### THE EXERCISE
State how many lines of the entries hold the string "this". Reply with the number alone.
=== STORED RECORDS ===
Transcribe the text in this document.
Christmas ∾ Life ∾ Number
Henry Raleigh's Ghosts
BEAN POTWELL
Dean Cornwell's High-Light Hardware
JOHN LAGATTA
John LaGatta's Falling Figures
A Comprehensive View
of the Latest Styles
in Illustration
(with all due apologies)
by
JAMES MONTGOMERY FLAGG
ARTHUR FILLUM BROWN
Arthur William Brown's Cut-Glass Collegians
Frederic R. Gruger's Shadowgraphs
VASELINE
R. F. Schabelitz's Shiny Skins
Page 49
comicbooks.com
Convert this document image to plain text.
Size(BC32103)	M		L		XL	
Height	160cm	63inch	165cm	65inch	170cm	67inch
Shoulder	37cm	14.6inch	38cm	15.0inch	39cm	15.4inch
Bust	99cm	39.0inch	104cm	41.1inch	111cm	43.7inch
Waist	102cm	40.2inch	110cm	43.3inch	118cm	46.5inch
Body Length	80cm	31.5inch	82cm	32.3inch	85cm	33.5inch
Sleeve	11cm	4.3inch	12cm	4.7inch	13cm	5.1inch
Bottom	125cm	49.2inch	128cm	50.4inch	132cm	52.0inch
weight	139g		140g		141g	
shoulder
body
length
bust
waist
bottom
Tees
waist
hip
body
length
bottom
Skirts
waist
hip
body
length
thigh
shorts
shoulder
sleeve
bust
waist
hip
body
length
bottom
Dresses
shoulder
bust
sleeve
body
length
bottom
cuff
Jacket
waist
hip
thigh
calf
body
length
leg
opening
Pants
===
### REPLY
2